Request: Extract every line below that contains the word "Tlak".

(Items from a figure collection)
################

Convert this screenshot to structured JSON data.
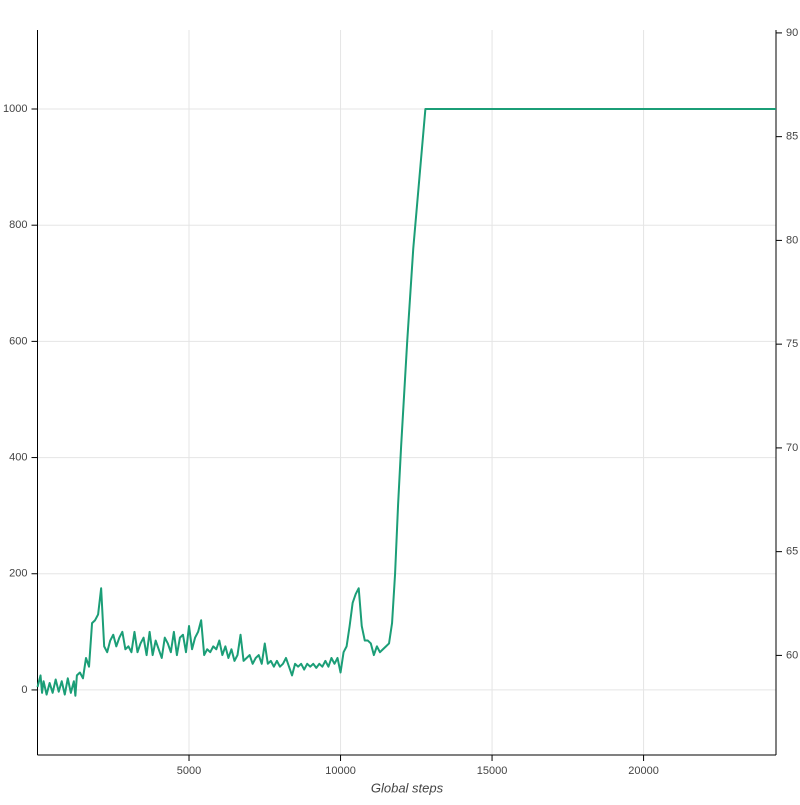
{
  "chart_data": {
    "type": "line",
    "x_label": "Global steps",
    "color": "#1b9e77",
    "grid": true,
    "x": [
      0,
      100,
      150,
      200,
      300,
      400,
      500,
      600,
      700,
      800,
      900,
      1000,
      1100,
      1200,
      1250,
      1300,
      1400,
      1500,
      1600,
      1700,
      1800,
      1900,
      2000,
      2100,
      2200,
      2300,
      2400,
      2500,
      2600,
      2700,
      2800,
      2900,
      3000,
      3100,
      3200,
      3300,
      3400,
      3500,
      3600,
      3700,
      3800,
      3900,
      4000,
      4100,
      4200,
      4300,
      4400,
      4500,
      4600,
      4700,
      4800,
      4900,
      5000,
      5100,
      5200,
      5300,
      5400,
      5500,
      5600,
      5700,
      5800,
      5900,
      6000,
      6100,
      6200,
      6300,
      6400,
      6500,
      6600,
      6700,
      6800,
      6900,
      7000,
      7100,
      7200,
      7300,
      7400,
      7500,
      7600,
      7700,
      7800,
      7900,
      8000,
      8100,
      8200,
      8300,
      8400,
      8500,
      8600,
      8700,
      8800,
      8900,
      9000,
      9100,
      9200,
      9300,
      9400,
      9500,
      9600,
      9700,
      9800,
      9900,
      10000,
      10100,
      10200,
      10300,
      10400,
      10500,
      10600,
      10700,
      10800,
      10900,
      11000,
      11100,
      11200,
      11300,
      11400,
      11500,
      11600,
      11700,
      11800,
      11900,
      12000,
      12200,
      12400,
      12600,
      12800,
      24370
    ],
    "values": [
      5,
      25,
      -5,
      15,
      -8,
      12,
      -5,
      18,
      -3,
      15,
      -8,
      20,
      -5,
      15,
      -10,
      25,
      30,
      20,
      55,
      40,
      115,
      120,
      130,
      175,
      75,
      65,
      85,
      95,
      75,
      90,
      100,
      70,
      75,
      65,
      100,
      65,
      80,
      90,
      60,
      100,
      60,
      85,
      70,
      55,
      90,
      80,
      65,
      100,
      60,
      90,
      95,
      65,
      110,
      70,
      90,
      100,
      120,
      60,
      70,
      65,
      75,
      70,
      85,
      60,
      75,
      55,
      70,
      50,
      60,
      95,
      50,
      55,
      60,
      45,
      55,
      60,
      45,
      80,
      45,
      50,
      40,
      50,
      40,
      45,
      55,
      40,
      25,
      45,
      40,
      45,
      35,
      45,
      40,
      45,
      38,
      45,
      40,
      50,
      40,
      55,
      45,
      55,
      30,
      65,
      75,
      110,
      150,
      165,
      175,
      110,
      85,
      85,
      80,
      60,
      75,
      65,
      70,
      75,
      80,
      115,
      200,
      320,
      420,
      600,
      760,
      880,
      1000,
      1000
    ],
    "xlim": [
      0,
      24370
    ],
    "xticks": [
      5000,
      10000,
      15000,
      20000
    ],
    "ylim": [
      -112,
      1136
    ],
    "yticks": [
      0,
      200,
      400,
      600,
      800,
      1000
    ],
    "y2lim": [
      55.2,
      90.14
    ],
    "y2ticks": [
      60,
      65,
      70,
      75,
      80,
      85,
      90
    ]
  }
}
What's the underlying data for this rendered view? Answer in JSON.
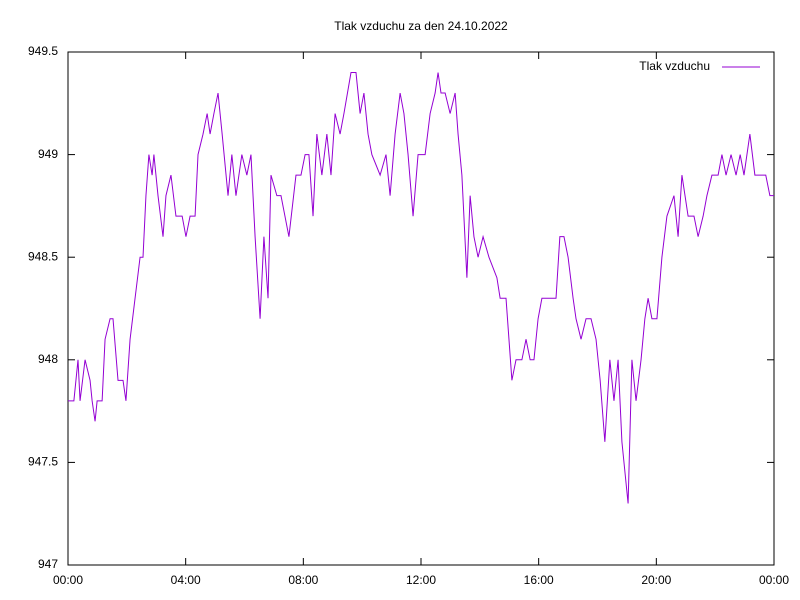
{
  "chart_data": {
    "type": "line",
    "title": "Tlak vzduchu za den 24.10.2022",
    "xlim": [
      0,
      24
    ],
    "xticks": [
      {
        "value": 0,
        "label": "00:00"
      },
      {
        "value": 4,
        "label": "04:00"
      },
      {
        "value": 8,
        "label": "08:00"
      },
      {
        "value": 12,
        "label": "12:00"
      },
      {
        "value": 16,
        "label": "16:00"
      },
      {
        "value": 20,
        "label": "20:00"
      },
      {
        "value": 24,
        "label": "00:00"
      }
    ],
    "ylim": [
      947,
      949.5
    ],
    "yticks": [
      947,
      {
        "value": 947.5,
        "label": "947.5"
      },
      948,
      {
        "value": 948.5,
        "label": "948.5"
      },
      949,
      {
        "value": 949.5,
        "label": "949.5"
      }
    ],
    "grid": false,
    "legend": "top-right",
    "x": [
      0,
      0.2,
      0.34,
      0.41,
      0.58,
      0.75,
      0.82,
      0.92,
      0.99,
      1.16,
      1.26,
      1.43,
      1.53,
      1.7,
      1.87,
      1.97,
      2.11,
      2.28,
      2.45,
      2.55,
      2.65,
      2.75,
      2.86,
      2.92,
      3.06,
      3.23,
      3.33,
      3.5,
      3.67,
      3.88,
      4.01,
      4.15,
      4.32,
      4.42,
      4.59,
      4.73,
      4.83,
      4.96,
      5.1,
      5.24,
      5.44,
      5.57,
      5.71,
      5.91,
      6.08,
      6.22,
      6.36,
      6.53,
      6.66,
      6.8,
      6.9,
      7.1,
      7.24,
      7.51,
      7.75,
      7.92,
      8.06,
      8.19,
      8.33,
      8.46,
      8.63,
      8.8,
      8.94,
      9.08,
      9.25,
      9.38,
      9.62,
      9.79,
      9.93,
      10.06,
      10.2,
      10.33,
      10.61,
      10.81,
      10.95,
      11.12,
      11.29,
      11.42,
      11.56,
      11.73,
      11.9,
      12.14,
      12.31,
      12.48,
      12.58,
      12.68,
      12.82,
      12.99,
      13.16,
      13.26,
      13.39,
      13.56,
      13.67,
      13.8,
      13.94,
      14.11,
      14.31,
      14.58,
      14.69,
      14.89,
      15.09,
      15.23,
      15.43,
      15.57,
      15.71,
      15.84,
      15.98,
      16.11,
      16.59,
      16.72,
      16.86,
      17.0,
      17.17,
      17.27,
      17.44,
      17.61,
      17.78,
      17.95,
      18.09,
      18.25,
      18.42,
      18.56,
      18.7,
      18.83,
      19.04,
      19.17,
      19.31,
      19.48,
      19.61,
      19.72,
      19.85,
      20.02,
      20.19,
      20.36,
      20.6,
      20.74,
      20.87,
      21.08,
      21.28,
      21.42,
      21.59,
      21.72,
      21.89,
      22.1,
      22.23,
      22.37,
      22.54,
      22.71,
      22.85,
      22.98,
      23.18,
      23.35,
      23.52,
      23.72,
      23.86,
      24.0
    ],
    "series": [
      {
        "name": "Tlak vzduchu",
        "color": "#9400d3",
        "values": [
          947.8,
          947.8,
          948.0,
          947.8,
          948.0,
          947.9,
          947.8,
          947.7,
          947.8,
          947.8,
          948.1,
          948.2,
          948.2,
          947.9,
          947.9,
          947.8,
          948.1,
          948.3,
          948.5,
          948.5,
          948.8,
          949.0,
          948.9,
          949.0,
          948.8,
          948.6,
          948.8,
          948.9,
          948.7,
          948.7,
          948.6,
          948.7,
          948.7,
          949.0,
          949.1,
          949.2,
          949.1,
          949.2,
          949.3,
          949.1,
          948.8,
          949.0,
          948.8,
          949.0,
          948.9,
          949.0,
          948.6,
          948.2,
          948.6,
          948.3,
          948.9,
          948.8,
          948.8,
          948.6,
          948.9,
          948.9,
          949.0,
          949.0,
          948.7,
          949.1,
          948.9,
          949.1,
          948.9,
          949.2,
          949.1,
          949.2,
          949.4,
          949.4,
          949.2,
          949.3,
          949.1,
          949.0,
          948.9,
          949.0,
          948.8,
          949.1,
          949.3,
          949.2,
          949.0,
          948.7,
          949.0,
          949.0,
          949.2,
          949.3,
          949.4,
          949.3,
          949.3,
          949.2,
          949.3,
          949.1,
          948.9,
          948.4,
          948.8,
          948.6,
          948.5,
          948.6,
          948.5,
          948.4,
          948.3,
          948.3,
          947.9,
          948.0,
          948.0,
          948.1,
          948.0,
          948.0,
          948.2,
          948.3,
          948.3,
          948.6,
          948.6,
          948.5,
          948.3,
          948.2,
          948.1,
          948.2,
          948.2,
          948.1,
          947.9,
          947.6,
          948.0,
          947.8,
          948.0,
          947.6,
          947.3,
          948.0,
          947.8,
          948.0,
          948.2,
          948.3,
          948.2,
          948.2,
          948.5,
          948.7,
          948.8,
          948.6,
          948.9,
          948.7,
          948.7,
          948.6,
          948.7,
          948.8,
          948.9,
          948.9,
          949.0,
          948.9,
          949.0,
          948.9,
          949.0,
          948.9,
          949.1,
          948.9,
          948.9,
          948.9,
          948.8,
          948.8
        ]
      }
    ]
  }
}
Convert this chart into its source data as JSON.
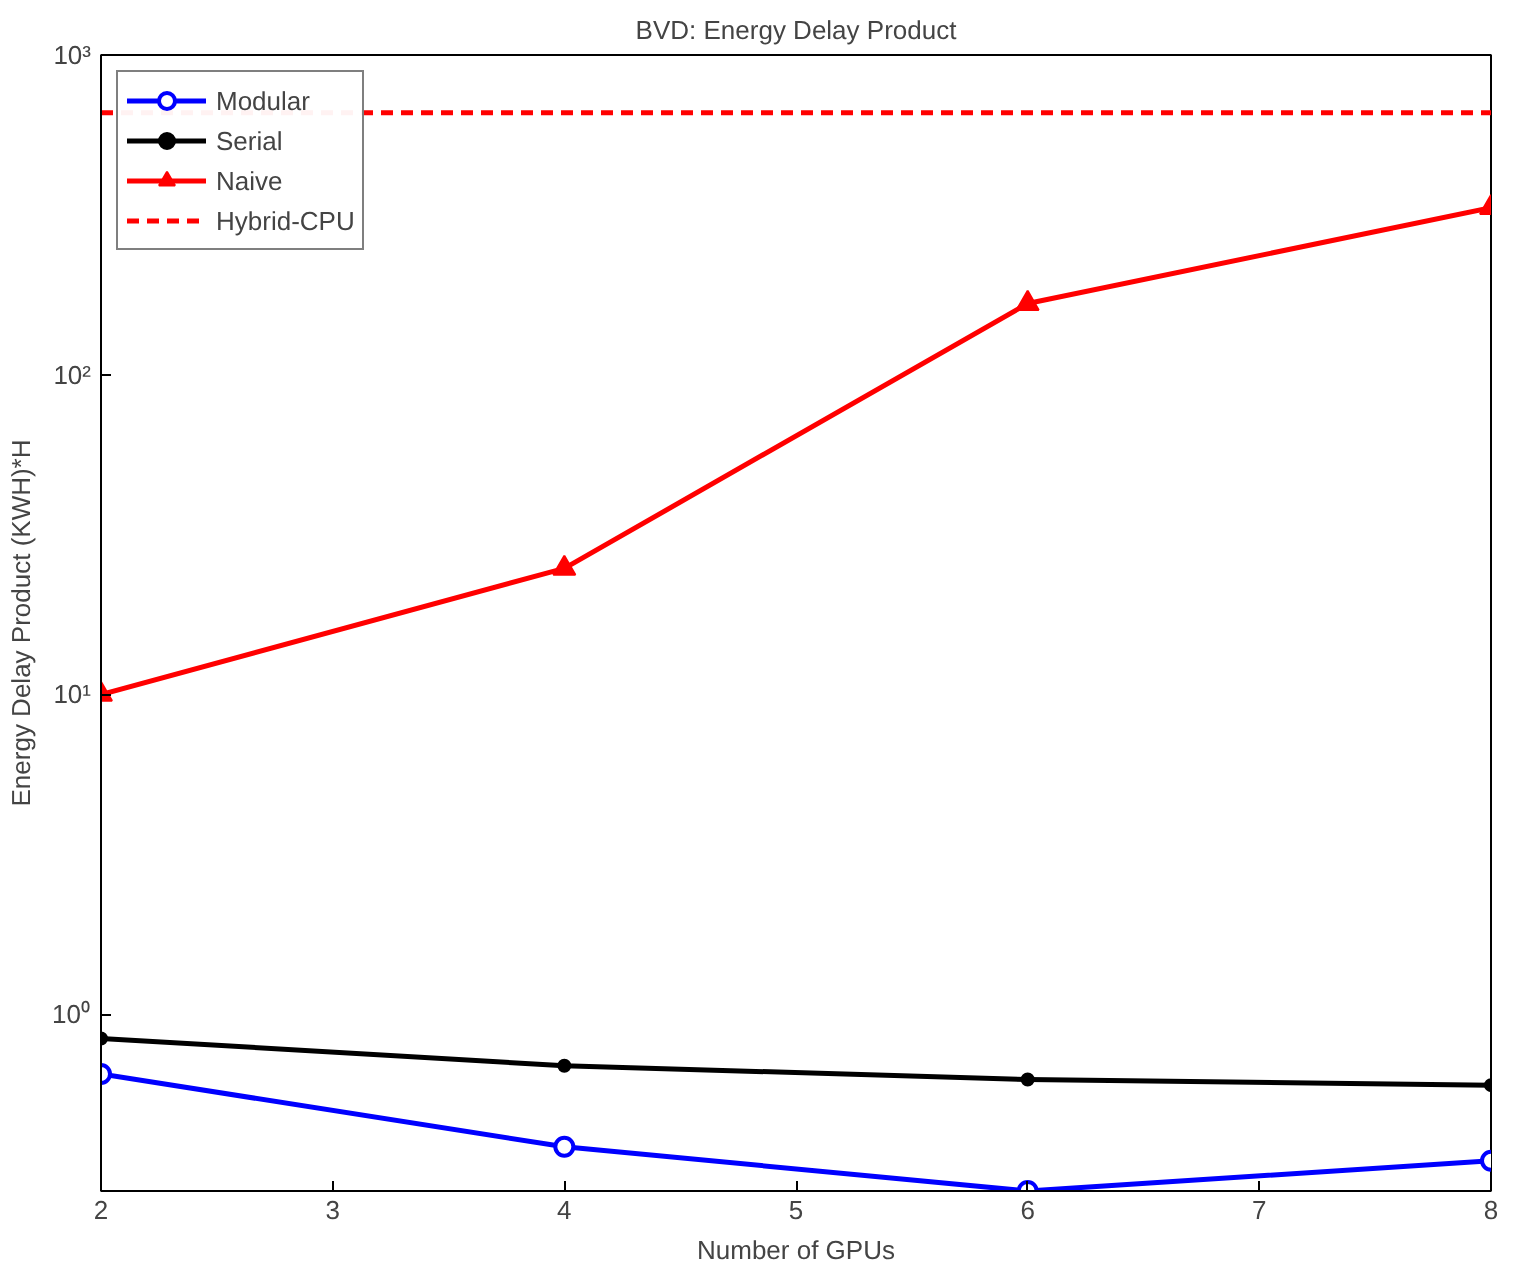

################

Final result:
    "title": "Tlak vzduchu za den 24.10.2022",
        "name": "Tlak vzduchu",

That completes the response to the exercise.